» EXERCISE GOAL: If a line in the entries below contains "Host", copy it.

(Stored records)
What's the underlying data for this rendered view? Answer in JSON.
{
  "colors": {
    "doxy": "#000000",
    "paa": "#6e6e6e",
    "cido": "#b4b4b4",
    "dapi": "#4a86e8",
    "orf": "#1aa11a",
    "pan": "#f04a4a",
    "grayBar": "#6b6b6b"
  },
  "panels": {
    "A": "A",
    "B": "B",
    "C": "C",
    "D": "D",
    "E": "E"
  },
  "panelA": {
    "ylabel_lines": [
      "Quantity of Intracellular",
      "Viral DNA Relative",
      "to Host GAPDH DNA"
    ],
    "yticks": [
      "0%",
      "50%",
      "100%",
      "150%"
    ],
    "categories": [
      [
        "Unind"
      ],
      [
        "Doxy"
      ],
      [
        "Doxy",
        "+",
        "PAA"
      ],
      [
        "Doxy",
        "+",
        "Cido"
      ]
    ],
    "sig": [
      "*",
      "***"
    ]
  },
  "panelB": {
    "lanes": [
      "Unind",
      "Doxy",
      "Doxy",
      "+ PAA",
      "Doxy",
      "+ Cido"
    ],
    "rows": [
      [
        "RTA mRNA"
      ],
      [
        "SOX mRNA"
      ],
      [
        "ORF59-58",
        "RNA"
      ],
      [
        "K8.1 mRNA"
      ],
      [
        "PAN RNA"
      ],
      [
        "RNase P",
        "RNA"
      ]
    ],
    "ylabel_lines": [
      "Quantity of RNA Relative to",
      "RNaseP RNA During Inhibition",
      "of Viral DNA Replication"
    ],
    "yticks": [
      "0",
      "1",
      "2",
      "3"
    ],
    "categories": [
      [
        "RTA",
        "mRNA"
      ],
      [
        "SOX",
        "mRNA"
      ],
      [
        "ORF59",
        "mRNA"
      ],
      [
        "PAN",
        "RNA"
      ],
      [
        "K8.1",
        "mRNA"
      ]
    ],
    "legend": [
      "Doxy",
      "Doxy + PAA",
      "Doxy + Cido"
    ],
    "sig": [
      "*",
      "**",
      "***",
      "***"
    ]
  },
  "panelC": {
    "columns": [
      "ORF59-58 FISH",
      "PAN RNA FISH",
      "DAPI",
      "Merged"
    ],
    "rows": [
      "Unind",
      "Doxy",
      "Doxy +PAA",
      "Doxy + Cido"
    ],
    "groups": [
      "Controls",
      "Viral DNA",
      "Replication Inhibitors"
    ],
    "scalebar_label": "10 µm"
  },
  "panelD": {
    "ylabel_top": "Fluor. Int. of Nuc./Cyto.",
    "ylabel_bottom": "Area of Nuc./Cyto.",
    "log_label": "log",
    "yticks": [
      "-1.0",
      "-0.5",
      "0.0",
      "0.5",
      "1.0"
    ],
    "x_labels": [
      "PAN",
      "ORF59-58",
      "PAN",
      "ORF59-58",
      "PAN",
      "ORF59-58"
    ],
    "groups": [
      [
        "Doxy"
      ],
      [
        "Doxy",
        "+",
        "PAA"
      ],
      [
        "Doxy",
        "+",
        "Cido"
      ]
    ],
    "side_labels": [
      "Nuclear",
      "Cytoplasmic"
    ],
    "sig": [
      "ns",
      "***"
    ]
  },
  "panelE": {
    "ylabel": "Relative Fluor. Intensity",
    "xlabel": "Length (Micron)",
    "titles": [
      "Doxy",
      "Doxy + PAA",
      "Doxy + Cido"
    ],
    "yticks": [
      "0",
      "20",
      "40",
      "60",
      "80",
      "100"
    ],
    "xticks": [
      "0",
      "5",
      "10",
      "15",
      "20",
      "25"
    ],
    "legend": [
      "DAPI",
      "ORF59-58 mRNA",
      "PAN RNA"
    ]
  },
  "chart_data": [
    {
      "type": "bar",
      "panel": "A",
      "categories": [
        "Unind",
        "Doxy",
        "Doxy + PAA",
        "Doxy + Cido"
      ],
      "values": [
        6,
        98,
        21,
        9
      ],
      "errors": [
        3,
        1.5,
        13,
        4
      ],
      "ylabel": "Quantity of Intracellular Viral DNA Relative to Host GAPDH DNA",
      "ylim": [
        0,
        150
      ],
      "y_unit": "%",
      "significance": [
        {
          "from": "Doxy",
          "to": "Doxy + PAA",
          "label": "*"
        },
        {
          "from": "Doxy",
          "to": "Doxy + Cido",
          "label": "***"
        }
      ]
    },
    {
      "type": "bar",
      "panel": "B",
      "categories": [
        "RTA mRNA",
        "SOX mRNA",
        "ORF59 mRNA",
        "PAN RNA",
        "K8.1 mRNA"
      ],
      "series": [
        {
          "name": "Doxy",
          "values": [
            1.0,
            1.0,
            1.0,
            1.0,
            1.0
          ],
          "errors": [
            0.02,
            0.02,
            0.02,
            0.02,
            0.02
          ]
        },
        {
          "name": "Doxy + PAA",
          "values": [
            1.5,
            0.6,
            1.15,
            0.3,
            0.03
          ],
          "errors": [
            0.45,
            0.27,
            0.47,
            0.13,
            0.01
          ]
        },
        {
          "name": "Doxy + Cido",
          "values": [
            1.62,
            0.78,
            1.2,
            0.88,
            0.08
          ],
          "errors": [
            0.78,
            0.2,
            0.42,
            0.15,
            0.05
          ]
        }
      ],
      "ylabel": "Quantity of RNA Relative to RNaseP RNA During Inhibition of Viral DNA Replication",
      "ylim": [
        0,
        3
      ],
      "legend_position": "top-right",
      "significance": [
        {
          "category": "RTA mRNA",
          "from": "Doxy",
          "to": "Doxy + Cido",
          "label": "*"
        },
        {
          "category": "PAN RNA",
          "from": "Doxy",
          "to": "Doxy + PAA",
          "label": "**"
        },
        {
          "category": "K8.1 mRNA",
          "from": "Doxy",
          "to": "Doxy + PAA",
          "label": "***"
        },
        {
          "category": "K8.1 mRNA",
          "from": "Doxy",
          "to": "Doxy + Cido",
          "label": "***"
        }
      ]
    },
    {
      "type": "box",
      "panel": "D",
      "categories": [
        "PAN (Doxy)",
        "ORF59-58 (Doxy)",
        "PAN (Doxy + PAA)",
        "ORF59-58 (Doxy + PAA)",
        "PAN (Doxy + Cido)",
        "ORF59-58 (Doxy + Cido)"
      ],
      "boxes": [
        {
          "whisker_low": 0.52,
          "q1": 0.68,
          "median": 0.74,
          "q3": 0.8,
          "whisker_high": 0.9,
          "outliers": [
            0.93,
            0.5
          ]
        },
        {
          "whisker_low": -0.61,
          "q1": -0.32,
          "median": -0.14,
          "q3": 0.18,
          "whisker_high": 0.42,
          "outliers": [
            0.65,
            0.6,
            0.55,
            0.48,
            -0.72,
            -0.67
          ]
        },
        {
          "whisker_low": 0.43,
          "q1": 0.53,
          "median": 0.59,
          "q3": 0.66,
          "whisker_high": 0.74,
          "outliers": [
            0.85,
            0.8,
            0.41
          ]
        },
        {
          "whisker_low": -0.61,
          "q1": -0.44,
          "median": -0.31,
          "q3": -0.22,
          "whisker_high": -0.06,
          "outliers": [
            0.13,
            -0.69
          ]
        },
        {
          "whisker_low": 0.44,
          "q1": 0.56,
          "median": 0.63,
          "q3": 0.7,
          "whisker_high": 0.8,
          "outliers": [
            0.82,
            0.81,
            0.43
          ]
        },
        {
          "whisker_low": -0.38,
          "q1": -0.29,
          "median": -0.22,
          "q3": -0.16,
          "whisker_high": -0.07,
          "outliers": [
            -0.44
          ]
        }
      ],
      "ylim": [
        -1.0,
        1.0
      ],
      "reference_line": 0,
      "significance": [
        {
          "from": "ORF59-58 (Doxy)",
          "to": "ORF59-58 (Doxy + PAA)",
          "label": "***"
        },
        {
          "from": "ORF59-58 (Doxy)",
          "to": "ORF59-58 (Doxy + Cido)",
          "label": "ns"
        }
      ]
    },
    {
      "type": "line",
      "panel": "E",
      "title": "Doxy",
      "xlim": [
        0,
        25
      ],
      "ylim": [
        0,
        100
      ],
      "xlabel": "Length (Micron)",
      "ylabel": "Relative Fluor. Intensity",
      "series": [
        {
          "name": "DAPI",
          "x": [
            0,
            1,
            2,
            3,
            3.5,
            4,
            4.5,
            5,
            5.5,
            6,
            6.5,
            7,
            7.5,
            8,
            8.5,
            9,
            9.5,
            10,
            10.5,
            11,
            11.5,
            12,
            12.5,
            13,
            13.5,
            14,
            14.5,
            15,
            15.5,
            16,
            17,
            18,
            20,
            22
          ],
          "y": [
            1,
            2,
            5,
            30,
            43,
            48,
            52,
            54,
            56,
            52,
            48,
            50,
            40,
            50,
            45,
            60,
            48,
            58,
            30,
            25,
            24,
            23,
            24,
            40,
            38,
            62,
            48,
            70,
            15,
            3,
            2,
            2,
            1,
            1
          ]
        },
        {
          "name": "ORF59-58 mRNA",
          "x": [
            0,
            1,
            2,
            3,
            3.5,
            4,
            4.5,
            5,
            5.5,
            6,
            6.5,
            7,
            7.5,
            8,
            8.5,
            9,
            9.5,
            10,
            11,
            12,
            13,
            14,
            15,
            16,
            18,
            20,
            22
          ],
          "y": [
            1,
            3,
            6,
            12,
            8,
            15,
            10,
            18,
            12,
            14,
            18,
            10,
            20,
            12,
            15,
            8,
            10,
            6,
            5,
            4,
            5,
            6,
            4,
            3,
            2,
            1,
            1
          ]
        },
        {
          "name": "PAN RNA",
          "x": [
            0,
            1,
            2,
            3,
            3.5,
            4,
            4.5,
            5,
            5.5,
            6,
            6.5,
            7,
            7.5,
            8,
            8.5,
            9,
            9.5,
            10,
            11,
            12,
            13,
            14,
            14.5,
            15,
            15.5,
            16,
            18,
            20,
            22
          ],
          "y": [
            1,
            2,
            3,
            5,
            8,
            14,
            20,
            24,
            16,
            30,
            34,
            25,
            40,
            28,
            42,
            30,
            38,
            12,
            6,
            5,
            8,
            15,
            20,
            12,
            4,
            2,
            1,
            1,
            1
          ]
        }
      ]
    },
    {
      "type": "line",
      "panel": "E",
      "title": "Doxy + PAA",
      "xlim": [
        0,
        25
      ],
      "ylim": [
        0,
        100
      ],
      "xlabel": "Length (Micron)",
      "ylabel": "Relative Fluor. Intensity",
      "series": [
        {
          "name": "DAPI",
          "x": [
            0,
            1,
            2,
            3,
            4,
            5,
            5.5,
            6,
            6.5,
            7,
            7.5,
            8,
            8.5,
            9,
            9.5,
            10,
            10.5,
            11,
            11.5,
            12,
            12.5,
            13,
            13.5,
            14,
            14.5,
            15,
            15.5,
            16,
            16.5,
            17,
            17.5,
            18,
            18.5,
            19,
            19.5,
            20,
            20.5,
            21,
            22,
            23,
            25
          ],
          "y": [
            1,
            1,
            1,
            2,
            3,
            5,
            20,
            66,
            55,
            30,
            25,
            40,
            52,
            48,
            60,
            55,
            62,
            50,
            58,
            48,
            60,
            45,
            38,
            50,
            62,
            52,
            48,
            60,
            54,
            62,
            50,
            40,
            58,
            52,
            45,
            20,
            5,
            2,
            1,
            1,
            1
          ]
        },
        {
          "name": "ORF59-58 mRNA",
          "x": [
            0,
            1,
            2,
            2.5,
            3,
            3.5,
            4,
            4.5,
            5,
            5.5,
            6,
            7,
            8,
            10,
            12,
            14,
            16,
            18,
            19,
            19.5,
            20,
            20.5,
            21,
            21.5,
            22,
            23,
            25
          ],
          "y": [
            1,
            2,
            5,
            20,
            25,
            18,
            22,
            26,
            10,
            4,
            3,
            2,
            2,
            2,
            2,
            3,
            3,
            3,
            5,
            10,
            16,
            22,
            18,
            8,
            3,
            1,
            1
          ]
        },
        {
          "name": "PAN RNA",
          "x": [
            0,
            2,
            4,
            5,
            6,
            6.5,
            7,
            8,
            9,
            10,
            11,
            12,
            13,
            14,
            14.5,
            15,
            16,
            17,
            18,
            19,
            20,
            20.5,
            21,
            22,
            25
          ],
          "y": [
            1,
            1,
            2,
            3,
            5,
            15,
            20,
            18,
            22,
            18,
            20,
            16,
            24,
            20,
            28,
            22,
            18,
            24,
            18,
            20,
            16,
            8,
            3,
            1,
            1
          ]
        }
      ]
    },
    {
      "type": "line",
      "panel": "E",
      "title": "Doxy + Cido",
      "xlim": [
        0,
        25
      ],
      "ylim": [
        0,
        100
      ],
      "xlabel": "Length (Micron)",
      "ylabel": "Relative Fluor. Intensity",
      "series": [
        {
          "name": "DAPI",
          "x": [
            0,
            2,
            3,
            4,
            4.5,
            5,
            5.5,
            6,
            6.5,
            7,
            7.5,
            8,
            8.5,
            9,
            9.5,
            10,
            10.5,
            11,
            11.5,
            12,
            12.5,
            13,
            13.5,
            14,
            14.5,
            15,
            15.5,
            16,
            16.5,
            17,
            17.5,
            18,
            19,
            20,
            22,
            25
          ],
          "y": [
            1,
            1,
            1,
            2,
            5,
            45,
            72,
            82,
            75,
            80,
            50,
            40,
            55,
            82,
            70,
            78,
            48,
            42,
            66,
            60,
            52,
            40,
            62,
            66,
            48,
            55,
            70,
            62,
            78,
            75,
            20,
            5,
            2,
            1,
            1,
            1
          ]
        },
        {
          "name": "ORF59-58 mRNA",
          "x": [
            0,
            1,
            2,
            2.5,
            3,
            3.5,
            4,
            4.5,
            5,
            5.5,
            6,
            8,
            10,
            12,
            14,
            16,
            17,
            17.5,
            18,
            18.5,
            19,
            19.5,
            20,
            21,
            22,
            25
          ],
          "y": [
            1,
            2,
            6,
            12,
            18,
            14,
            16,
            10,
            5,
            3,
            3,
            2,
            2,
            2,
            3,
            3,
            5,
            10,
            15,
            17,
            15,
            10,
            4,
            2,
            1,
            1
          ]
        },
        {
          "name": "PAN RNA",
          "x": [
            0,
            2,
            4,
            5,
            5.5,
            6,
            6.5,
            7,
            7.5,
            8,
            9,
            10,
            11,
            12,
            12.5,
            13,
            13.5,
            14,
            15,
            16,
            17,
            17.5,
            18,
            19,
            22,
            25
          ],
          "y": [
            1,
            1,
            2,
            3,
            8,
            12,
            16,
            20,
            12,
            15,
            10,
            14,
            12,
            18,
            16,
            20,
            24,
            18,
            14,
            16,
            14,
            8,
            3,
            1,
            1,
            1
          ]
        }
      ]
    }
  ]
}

» ANSWER:
      "to Host GAPDH DNA"
      "ylabel": "Quantity of Intracellular Viral DNA Relative to Host GAPDH DNA",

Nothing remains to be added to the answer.